>> Start Extracted data

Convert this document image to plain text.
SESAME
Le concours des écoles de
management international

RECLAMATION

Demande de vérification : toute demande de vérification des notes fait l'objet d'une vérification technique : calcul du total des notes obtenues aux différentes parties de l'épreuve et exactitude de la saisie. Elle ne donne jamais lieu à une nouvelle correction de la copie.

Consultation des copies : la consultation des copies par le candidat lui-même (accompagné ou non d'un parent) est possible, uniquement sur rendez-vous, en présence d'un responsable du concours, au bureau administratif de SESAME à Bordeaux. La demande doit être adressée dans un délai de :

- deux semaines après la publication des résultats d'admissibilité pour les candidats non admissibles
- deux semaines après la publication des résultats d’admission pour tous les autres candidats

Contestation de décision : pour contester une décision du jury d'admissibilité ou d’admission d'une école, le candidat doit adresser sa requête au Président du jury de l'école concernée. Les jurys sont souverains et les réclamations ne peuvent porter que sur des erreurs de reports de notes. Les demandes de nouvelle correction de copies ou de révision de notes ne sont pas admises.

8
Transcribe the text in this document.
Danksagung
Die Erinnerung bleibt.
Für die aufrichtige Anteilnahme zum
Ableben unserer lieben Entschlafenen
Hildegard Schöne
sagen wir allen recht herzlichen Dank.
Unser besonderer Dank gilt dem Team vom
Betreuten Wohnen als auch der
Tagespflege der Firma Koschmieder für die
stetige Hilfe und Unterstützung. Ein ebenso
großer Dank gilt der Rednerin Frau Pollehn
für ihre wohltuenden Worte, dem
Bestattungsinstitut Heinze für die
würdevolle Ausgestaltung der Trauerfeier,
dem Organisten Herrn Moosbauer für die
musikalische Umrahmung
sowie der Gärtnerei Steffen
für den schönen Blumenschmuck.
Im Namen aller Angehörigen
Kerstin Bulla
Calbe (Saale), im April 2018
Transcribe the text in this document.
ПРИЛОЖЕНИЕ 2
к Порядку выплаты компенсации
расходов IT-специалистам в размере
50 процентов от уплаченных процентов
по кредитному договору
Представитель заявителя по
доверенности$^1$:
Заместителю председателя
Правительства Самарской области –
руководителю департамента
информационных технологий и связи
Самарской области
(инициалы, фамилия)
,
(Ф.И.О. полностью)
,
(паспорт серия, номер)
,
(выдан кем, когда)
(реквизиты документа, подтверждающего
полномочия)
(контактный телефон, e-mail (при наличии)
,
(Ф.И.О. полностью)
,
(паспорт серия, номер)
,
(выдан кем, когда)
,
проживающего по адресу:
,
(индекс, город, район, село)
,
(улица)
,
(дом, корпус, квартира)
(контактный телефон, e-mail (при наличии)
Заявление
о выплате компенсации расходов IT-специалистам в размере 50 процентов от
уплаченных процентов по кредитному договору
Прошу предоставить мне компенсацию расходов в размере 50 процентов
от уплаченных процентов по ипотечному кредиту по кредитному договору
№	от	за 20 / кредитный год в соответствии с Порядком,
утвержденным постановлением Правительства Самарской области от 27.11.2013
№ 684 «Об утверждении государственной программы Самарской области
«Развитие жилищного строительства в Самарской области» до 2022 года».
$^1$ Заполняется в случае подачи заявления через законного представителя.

>> End Extracted data

◆ **Stated goal**:
Return each line of the records above exactly as it reads.

◆ **Result for this exercise**:
Convert this document image to plain text.
SESAME
Le concours des écoles de
management international

RECLAMATION

Demande de vérification : toute demande de vérification des notes fait l'objet d'une vérification technique : calcul du total des notes obtenues aux différentes parties de l'épreuve et exactitude de la saisie. Elle ne donne jamais lieu à une nouvelle correction de la copie.

Consultation des copies : la consultation des copies par le candidat lui-même (accompagné ou non d'un parent) est possible, uniquement sur rendez-vous, en présence d'un responsable du concours, au bureau administratif de SESAME à Bordeaux. La demande doit être adressée dans un délai de :

- deux semaines après la publication des résultats d'admissibilité pour les candidats non admissibles
- deux semaines après la publication des résultats d’admission pour tous les autres candidats

Contestation de décision : pour contester une décision du jury d'admissibilité ou d’admission d'une école, le candidat doit adresser sa requête au Président du jury de l'école concernée. Les jurys sont souverains et les réclamations ne peuvent porter que sur des erreurs de reports de notes. Les demandes de nouvelle correction de copies ou de révision de notes ne sont pas admises.

8
Transcribe the text in this document.
Danksagung
Die Erinnerung bleibt.
Für die aufrichtige Anteilnahme zum
Ableben unserer lieben Entschlafenen
Hildegard Schöne
sagen wir allen recht herzlichen Dank.
Unser besonderer Dank gilt dem Team vom
Betreuten Wohnen als auch der
Tagespflege der Firma Koschmieder für die
stetige Hilfe und Unterstützung. Ein ebenso
großer Dank gilt der Rednerin Frau Pollehn
für ihre wohltuenden Worte, dem
Bestattungsinstitut Heinze für die
würdevolle Ausgestaltung der Trauerfeier,
dem Organisten Herrn Moosbauer für die
musikalische Umrahmung
sowie der Gärtnerei Steffen
für den schönen Blumenschmuck.
Im Namen aller Angehörigen
Kerstin Bulla
Calbe (Saale), im April 2018
Transcribe the text in this document.
ПРИЛОЖЕНИЕ 2
к Порядку выплаты компенсации
расходов IT-специалистам в размере
50 процентов от уплаченных процентов
по кредитному договору
Представитель заявителя по
доверенности$^1$:
Заместителю председателя
Правительства Самарской области –
руководителю департамента
информационных технологий и связи
Самарской области
(инициалы, фамилия)
,
(Ф.И.О. полностью)
,
(паспорт серия, номер)
,
(выдан кем, когда)
(реквизиты документа, подтверждающего
полномочия)
(контактный телефон, e-mail (при наличии)
,
(Ф.И.О. полностью)
,
(паспорт серия, номер)
,
(выдан кем, когда)
,
проживающего по адресу:
,
(индекс, город, район, село)
,
(улица)
,
(дом, корпус, квартира)
(контактный телефон, e-mail (при наличии)
Заявление
о выплате компенсации расходов IT-специалистам в размере 50 процентов от
уплаченных процентов по кредитному договору
Прошу предоставить мне компенсацию расходов в размере 50 процентов
от уплаченных процентов по ипотечному кредиту по кредитному договору
№	от	за 20 / кредитный год в соответствии с Порядком,
утвержденным постановлением Правительства Самарской области от 27.11.2013
№ 684 «Об утверждении государственной программы Самарской области
«Развитие жилищного строительства в Самарской области» до 2022 года».
$^1$ Заполняется в случае подачи заявления через законного представителя.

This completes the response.